• [Exercise description]: Reproduce verbatim the portion of the records that begins with the line containing "line-chart-icon — [598, 65, 626, 79]" and ends with the line containing "data-point-spread — [599, 440, 603, 444]", including both of those lines.

• [Records for the exercise]:

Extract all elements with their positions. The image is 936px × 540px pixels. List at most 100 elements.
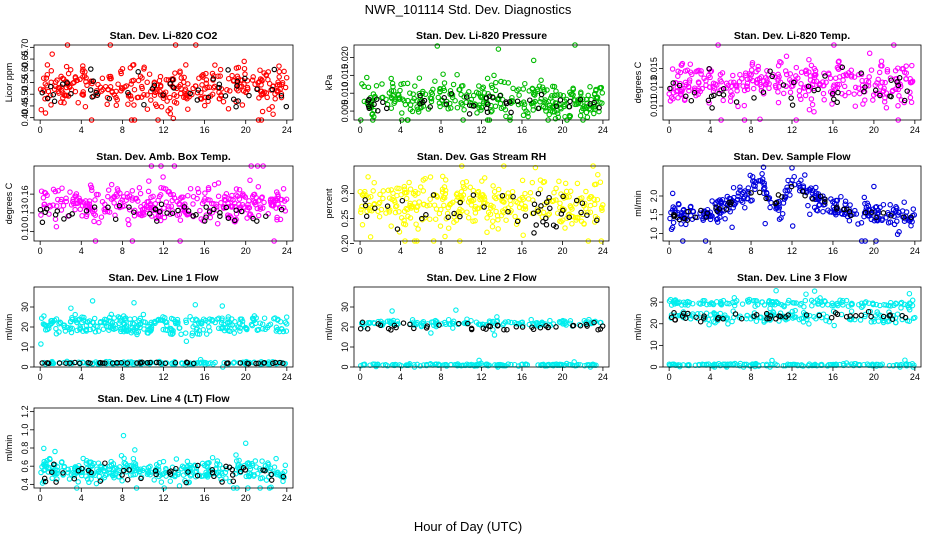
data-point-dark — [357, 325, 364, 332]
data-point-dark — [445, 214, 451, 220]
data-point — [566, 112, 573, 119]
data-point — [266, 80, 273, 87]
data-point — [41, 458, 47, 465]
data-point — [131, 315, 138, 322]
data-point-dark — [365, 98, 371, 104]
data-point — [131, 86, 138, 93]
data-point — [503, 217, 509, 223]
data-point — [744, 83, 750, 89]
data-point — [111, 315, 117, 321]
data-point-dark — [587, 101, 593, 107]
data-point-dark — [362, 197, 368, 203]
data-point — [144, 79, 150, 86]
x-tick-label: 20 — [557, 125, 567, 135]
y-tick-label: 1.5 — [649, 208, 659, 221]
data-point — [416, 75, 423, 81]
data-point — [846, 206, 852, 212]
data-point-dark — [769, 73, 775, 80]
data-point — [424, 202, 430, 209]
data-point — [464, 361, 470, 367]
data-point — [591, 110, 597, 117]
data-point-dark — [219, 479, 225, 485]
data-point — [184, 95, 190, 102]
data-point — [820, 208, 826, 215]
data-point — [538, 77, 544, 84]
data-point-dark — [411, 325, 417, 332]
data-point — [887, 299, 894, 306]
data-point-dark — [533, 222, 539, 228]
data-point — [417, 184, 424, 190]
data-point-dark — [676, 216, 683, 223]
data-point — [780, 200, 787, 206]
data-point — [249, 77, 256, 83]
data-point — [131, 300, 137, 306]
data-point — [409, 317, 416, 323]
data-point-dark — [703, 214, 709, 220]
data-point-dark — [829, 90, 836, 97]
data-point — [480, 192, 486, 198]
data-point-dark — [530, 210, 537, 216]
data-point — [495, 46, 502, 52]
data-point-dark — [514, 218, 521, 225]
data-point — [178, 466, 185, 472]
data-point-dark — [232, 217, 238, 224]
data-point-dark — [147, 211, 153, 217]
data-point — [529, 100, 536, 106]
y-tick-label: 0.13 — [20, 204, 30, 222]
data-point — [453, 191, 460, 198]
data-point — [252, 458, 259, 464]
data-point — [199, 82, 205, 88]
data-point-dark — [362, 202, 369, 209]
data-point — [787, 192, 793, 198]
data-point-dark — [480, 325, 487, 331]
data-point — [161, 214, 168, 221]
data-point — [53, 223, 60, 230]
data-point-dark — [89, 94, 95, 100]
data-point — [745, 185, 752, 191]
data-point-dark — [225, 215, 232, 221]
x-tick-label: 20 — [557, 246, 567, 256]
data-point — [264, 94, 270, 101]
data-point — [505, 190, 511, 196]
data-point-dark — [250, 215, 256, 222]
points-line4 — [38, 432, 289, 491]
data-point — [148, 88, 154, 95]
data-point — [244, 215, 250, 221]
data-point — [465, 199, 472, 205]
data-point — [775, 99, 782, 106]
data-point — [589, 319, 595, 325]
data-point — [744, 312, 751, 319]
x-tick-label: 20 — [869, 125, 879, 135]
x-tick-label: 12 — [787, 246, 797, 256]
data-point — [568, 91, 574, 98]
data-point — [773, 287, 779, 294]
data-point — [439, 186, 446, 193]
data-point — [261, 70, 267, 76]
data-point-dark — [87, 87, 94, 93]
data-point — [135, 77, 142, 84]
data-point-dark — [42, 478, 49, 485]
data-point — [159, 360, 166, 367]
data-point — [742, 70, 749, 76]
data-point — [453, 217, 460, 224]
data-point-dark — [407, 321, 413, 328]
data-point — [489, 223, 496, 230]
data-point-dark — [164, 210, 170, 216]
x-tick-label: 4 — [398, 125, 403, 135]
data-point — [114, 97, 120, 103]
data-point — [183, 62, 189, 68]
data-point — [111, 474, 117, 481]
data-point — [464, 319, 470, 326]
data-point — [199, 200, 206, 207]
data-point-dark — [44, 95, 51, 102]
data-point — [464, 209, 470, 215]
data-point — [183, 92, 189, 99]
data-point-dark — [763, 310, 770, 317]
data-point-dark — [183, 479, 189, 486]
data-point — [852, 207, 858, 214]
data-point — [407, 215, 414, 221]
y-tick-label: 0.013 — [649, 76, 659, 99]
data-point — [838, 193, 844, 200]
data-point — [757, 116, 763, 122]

...

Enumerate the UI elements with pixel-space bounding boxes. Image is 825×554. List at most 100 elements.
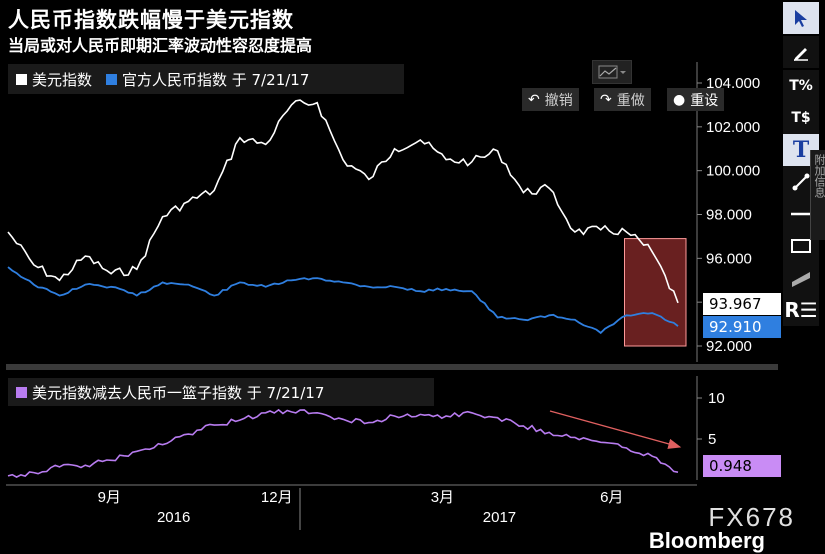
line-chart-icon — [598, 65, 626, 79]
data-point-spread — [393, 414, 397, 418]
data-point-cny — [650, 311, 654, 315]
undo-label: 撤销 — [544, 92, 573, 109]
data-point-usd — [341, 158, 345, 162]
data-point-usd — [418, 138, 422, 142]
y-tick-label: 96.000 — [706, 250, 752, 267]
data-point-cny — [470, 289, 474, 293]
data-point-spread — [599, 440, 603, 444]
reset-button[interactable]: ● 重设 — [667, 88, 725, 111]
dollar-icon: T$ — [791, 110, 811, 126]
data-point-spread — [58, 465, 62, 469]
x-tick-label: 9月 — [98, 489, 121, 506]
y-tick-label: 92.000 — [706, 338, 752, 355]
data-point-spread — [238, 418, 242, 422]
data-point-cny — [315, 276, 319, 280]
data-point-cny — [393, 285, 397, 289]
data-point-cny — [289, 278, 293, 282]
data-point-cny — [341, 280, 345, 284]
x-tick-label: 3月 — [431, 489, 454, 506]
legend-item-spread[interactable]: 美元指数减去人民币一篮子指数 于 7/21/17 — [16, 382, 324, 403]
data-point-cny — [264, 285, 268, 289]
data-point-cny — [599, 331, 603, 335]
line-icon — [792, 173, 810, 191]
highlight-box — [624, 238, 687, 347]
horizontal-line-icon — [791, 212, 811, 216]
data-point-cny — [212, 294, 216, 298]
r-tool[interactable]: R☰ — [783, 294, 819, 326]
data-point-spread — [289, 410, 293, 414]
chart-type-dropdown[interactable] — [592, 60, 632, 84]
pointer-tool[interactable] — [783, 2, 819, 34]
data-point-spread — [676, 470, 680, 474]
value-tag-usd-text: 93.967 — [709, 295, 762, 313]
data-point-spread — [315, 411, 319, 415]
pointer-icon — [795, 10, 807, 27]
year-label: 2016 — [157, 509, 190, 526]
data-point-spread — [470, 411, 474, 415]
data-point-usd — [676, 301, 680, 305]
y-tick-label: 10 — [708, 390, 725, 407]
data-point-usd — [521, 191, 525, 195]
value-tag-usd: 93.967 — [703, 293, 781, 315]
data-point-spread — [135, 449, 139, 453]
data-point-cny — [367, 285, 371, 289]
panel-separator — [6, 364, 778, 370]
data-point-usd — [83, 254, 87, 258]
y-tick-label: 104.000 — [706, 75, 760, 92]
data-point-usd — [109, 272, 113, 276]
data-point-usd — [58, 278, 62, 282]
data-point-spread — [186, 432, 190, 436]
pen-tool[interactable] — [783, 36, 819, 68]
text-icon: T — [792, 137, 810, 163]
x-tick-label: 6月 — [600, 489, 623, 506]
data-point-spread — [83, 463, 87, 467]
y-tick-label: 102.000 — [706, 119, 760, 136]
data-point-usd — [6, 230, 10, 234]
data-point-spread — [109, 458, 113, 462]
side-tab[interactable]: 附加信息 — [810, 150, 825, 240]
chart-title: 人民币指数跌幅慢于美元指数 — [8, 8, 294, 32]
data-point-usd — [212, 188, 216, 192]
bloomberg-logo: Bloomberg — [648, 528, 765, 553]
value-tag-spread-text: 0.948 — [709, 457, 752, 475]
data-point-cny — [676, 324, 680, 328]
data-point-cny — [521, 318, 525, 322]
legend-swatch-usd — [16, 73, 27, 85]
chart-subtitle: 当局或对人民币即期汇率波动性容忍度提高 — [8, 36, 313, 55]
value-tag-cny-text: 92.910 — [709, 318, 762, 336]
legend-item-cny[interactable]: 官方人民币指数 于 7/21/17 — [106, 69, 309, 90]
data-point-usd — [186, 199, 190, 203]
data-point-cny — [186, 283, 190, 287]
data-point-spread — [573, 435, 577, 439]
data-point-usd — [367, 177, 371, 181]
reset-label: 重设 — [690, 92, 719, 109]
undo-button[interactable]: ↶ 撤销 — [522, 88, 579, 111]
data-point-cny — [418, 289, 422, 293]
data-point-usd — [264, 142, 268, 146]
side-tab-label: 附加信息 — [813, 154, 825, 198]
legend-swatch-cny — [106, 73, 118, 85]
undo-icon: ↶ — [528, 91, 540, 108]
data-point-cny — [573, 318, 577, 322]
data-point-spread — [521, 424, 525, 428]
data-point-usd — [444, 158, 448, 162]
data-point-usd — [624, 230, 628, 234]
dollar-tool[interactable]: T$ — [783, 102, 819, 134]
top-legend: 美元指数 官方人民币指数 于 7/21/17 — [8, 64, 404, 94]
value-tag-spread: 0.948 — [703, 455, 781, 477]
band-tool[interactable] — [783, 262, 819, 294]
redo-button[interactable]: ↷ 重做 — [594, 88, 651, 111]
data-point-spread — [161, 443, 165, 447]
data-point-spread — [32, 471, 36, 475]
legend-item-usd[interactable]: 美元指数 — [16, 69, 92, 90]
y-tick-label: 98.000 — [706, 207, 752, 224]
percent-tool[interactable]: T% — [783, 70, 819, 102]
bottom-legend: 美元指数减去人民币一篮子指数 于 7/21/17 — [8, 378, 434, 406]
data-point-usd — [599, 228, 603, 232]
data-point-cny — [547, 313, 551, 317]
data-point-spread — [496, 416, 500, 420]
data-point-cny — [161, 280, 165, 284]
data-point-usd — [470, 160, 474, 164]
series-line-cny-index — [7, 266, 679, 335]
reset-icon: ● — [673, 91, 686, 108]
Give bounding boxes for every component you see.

• [Exercise response]:
line-chart-icon — [598, 65, 626, 79]
data-point-spread — [393, 414, 397, 418]
data-point-cny — [650, 311, 654, 315]
undo-label: 撤销 — [544, 92, 573, 109]
data-point-usd — [341, 158, 345, 162]
data-point-usd — [418, 138, 422, 142]
y-tick-label: 96.000 — [706, 250, 752, 267]
data-point-cny — [470, 289, 474, 293]
data-point-spread — [599, 440, 603, 444]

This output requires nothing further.